---------- DATA SHOWN

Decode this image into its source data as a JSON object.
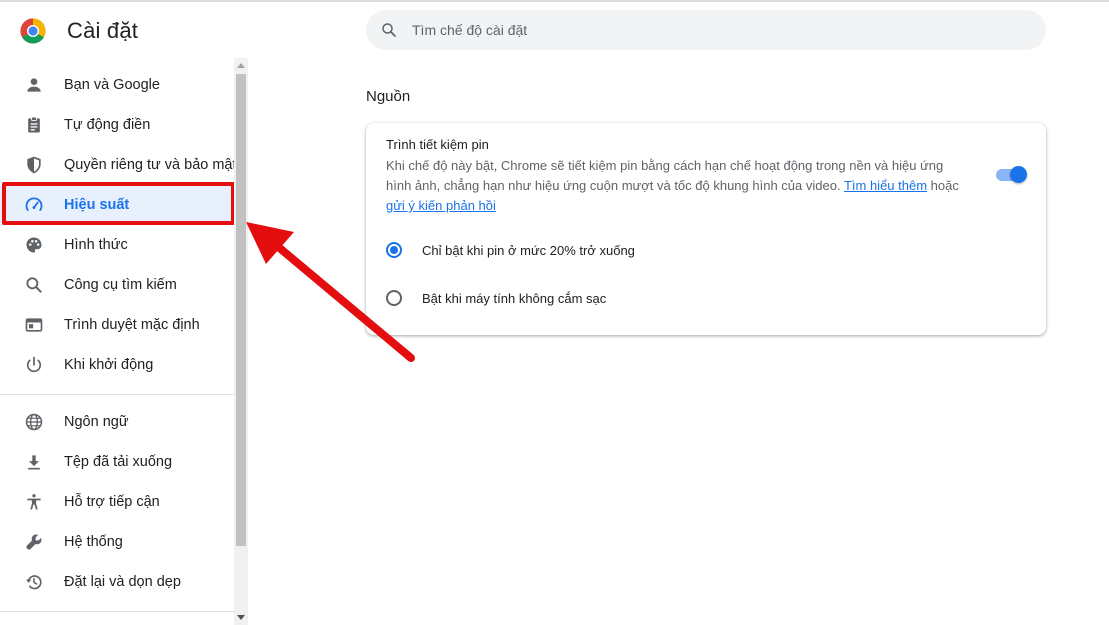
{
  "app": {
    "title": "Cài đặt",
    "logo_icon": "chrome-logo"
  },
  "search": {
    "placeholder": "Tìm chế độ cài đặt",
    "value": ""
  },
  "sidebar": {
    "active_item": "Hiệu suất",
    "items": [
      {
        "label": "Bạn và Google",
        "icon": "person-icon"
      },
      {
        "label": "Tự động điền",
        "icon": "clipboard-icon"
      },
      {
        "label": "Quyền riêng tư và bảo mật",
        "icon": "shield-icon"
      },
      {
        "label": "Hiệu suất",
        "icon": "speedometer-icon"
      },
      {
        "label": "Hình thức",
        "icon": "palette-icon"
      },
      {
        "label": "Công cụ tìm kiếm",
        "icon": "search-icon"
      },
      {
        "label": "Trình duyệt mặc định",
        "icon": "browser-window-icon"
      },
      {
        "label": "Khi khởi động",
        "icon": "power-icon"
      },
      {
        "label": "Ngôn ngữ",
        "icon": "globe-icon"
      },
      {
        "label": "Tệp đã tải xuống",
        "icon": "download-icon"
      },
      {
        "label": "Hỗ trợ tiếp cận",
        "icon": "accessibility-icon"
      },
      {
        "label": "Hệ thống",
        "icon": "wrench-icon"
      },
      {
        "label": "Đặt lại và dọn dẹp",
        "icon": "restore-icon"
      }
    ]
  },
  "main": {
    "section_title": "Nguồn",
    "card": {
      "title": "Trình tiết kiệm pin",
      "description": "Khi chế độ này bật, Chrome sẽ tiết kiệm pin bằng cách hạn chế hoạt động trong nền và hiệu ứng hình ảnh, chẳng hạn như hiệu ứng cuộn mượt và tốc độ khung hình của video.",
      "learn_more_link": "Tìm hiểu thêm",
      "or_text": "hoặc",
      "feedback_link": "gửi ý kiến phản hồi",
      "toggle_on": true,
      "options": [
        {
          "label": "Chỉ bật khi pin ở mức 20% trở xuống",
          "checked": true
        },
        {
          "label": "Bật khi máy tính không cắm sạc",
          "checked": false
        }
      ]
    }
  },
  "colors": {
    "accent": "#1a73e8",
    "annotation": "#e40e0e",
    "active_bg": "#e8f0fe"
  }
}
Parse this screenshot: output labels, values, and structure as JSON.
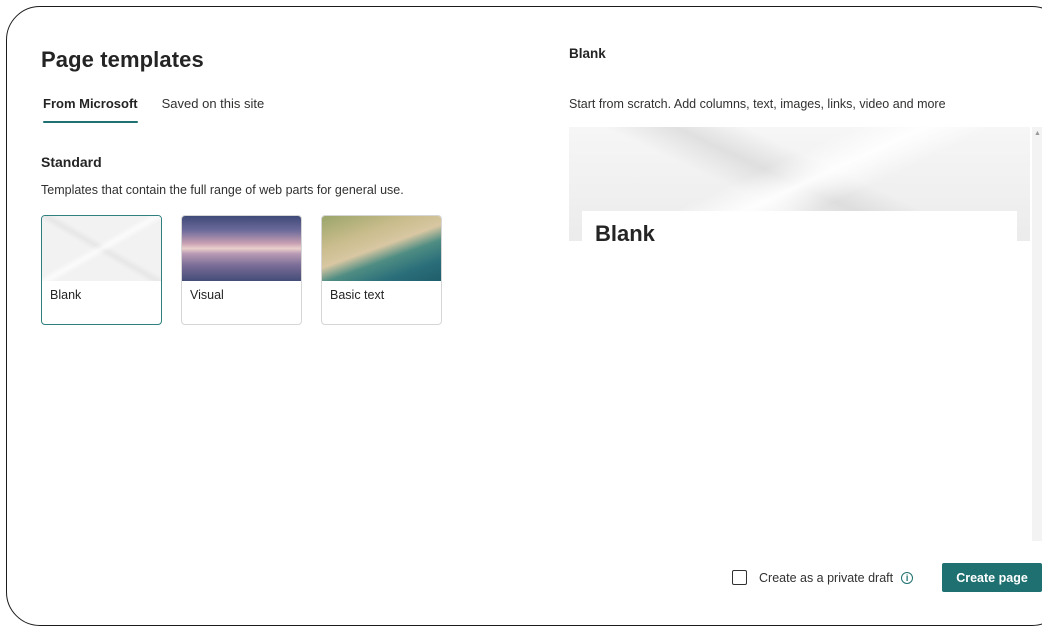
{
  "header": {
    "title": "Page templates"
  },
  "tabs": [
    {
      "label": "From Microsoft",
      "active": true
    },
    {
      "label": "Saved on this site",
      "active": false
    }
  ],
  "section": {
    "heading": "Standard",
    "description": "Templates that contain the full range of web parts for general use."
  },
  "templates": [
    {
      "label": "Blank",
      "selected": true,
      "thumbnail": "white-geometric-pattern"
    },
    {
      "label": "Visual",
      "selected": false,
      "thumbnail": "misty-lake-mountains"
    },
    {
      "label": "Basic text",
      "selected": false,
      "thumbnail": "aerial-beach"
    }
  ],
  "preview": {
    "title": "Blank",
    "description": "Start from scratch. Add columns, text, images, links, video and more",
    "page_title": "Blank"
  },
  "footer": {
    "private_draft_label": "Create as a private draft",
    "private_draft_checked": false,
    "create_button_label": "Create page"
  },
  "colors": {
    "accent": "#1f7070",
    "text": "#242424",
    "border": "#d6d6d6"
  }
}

--------------------
---------- DATA SHOWN

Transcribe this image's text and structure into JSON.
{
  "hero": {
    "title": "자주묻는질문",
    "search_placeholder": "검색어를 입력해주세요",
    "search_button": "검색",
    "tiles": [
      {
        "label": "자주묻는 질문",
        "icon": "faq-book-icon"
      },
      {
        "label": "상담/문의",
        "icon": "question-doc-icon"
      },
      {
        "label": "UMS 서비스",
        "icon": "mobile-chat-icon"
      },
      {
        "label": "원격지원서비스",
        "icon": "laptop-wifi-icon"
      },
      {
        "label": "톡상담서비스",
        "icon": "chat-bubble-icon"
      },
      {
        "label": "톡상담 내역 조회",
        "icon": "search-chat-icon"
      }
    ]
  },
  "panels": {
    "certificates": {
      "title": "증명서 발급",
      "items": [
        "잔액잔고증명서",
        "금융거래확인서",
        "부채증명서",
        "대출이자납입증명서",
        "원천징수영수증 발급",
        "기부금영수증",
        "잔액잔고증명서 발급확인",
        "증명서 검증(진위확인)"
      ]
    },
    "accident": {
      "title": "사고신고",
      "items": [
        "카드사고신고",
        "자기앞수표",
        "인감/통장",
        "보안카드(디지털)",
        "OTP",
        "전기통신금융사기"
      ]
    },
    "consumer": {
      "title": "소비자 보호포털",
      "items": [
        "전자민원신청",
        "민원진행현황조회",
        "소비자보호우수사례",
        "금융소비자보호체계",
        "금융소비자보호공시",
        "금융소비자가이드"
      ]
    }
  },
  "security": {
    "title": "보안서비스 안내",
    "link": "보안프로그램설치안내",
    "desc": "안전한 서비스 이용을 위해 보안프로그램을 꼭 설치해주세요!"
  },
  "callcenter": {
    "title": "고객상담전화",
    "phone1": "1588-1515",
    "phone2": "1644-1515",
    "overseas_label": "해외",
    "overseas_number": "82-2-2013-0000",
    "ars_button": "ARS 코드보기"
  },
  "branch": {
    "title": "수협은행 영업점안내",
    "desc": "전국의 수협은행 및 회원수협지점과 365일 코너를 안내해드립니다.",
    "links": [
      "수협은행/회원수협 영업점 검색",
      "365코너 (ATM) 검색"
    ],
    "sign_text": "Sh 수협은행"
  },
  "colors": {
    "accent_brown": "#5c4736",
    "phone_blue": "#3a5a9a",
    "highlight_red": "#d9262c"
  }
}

--------------------
---------- DATA SHOWN

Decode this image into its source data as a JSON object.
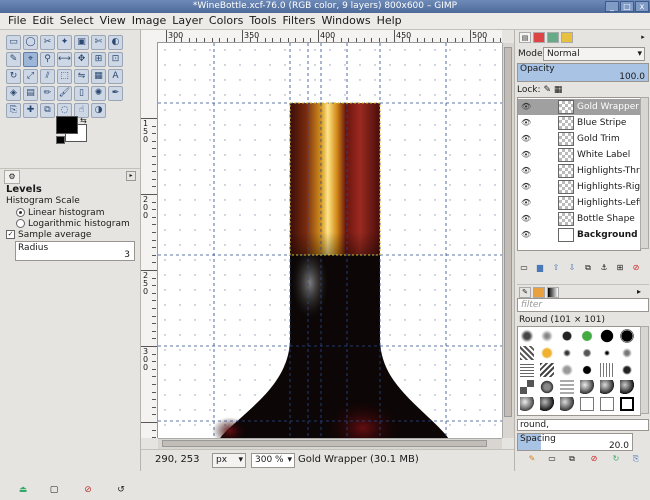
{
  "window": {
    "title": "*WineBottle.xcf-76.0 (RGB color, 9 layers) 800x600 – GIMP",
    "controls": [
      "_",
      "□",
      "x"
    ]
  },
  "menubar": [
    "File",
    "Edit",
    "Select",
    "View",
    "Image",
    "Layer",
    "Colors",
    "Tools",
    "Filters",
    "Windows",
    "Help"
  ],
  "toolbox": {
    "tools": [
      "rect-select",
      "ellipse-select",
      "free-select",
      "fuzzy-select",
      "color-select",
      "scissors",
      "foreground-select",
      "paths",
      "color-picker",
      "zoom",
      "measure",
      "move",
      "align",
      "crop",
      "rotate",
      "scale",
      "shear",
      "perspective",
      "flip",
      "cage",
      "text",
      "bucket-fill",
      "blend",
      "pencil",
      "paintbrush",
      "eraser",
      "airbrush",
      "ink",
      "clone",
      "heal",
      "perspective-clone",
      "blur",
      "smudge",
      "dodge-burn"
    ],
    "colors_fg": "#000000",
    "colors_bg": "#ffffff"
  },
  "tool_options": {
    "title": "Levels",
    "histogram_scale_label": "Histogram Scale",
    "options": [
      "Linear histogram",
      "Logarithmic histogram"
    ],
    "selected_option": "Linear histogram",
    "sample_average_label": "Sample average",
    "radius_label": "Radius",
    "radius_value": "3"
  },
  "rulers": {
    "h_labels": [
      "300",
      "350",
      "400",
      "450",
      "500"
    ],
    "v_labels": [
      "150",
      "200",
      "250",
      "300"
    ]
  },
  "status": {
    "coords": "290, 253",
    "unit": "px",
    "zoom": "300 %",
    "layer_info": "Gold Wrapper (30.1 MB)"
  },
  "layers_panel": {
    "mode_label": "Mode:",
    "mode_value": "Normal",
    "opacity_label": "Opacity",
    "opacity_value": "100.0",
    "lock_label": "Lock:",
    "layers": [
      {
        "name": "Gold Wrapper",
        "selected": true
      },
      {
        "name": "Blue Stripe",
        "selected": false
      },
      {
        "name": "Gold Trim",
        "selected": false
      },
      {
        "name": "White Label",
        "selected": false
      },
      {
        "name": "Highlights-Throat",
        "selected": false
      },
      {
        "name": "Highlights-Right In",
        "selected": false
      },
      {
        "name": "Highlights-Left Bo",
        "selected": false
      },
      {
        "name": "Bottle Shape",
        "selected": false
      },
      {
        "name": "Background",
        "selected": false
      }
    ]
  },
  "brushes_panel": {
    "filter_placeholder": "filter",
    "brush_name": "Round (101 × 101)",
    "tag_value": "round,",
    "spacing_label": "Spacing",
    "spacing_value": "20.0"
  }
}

--------------------

- WORK INSTRUCTIONS
Scan the material above. Copy each line where "Blank" occurs.

- RESPONSE
      "label": "Blank",
    "title": "Blank",
    "page_title": "Blank"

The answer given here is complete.